◆ **Extracted data entries**
_ _ _ _ _

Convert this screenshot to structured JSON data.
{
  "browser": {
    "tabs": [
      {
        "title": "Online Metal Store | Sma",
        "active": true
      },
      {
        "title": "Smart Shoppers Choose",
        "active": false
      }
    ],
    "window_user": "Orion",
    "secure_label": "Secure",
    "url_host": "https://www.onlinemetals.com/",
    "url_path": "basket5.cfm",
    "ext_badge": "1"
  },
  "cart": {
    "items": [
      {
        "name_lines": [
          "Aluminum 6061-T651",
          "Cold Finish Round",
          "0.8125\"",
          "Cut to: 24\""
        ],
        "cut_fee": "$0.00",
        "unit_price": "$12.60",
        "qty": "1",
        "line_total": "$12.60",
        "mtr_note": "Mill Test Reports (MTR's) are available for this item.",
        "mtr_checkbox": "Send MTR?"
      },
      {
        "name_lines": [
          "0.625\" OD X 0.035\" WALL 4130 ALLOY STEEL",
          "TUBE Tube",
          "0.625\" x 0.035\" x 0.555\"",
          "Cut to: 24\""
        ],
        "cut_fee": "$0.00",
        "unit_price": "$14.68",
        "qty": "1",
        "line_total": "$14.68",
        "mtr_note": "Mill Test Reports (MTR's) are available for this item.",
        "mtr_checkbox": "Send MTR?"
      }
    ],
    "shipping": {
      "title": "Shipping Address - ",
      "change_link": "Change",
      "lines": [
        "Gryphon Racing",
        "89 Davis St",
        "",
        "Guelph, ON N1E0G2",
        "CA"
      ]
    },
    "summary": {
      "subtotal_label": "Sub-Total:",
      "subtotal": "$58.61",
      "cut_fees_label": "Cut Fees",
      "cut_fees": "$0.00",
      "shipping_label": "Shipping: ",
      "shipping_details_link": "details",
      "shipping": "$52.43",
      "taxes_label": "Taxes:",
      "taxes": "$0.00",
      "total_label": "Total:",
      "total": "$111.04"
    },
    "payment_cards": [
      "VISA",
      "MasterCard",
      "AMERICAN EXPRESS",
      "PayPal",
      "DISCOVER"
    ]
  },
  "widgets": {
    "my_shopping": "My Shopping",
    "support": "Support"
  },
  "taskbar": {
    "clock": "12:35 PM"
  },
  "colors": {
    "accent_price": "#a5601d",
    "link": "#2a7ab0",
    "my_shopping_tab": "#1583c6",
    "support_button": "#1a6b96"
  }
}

_ _ _ _ _

◆ **WHAT YOU HAVE TO DO**
Repeat the entries shown above, every one, word for word.

◆ **OUTPUT FOR THIS TASK**
Convert this screenshot to structured JSON data.
{
  "browser": {
    "tabs": [
      {
        "title": "Online Metal Store | Sma",
        "active": true
      },
      {
        "title": "Smart Shoppers Choose",
        "active": false
      }
    ],
    "window_user": "Orion",
    "secure_label": "Secure",
    "url_host": "https://www.onlinemetals.com/",
    "url_path": "basket5.cfm",
    "ext_badge": "1"
  },
  "cart": {
    "items": [
      {
        "name_lines": [
          "Aluminum 6061-T651",
          "Cold Finish Round",
          "0.8125\"",
          "Cut to: 24\""
        ],
        "cut_fee": "$0.00",
        "unit_price": "$12.60",
        "qty": "1",
        "line_total": "$12.60",
        "mtr_note": "Mill Test Reports (MTR's) are available for this item.",
        "mtr_checkbox": "Send MTR?"
      },
      {
        "name_lines": [
          "0.625\" OD X 0.035\" WALL 4130 ALLOY STEEL",
          "TUBE Tube",
          "0.625\" x 0.035\" x 0.555\"",
          "Cut to: 24\""
        ],
        "cut_fee": "$0.00",
        "unit_price": "$14.68",
        "qty": "1",
        "line_total": "$14.68",
        "mtr_note": "Mill Test Reports (MTR's) are available for this item.",
        "mtr_checkbox": "Send MTR?"
      }
    ],
    "shipping": {
      "title": "Shipping Address - ",
      "change_link": "Change",
      "lines": [
        "Gryphon Racing",
        "89 Davis St",
        "",
        "Guelph, ON N1E0G2",
        "CA"
      ]
    },
    "summary": {
      "subtotal_label": "Sub-Total:",
      "subtotal": "$58.61",
      "cut_fees_label": "Cut Fees",
      "cut_fees": "$0.00",
      "shipping_label": "Shipping: ",
      "shipping_details_link": "details",
      "shipping": "$52.43",
      "taxes_label": "Taxes:",
      "taxes": "$0.00",
      "total_label": "Total:",
      "total": "$111.04"
    },
    "payment_cards": [
      "VISA",
      "MasterCard",
      "AMERICAN EXPRESS",
      "PayPal",
      "DISCOVER"
    ]
  },
  "widgets": {
    "my_shopping": "My Shopping",
    "support": "Support"
  },
  "taskbar": {
    "clock": "12:35 PM"
  },
  "colors": {
    "accent_price": "#a5601d",
    "link": "#2a7ab0",
    "my_shopping_tab": "#1583c6",
    "support_button": "#1a6b96"
  }
}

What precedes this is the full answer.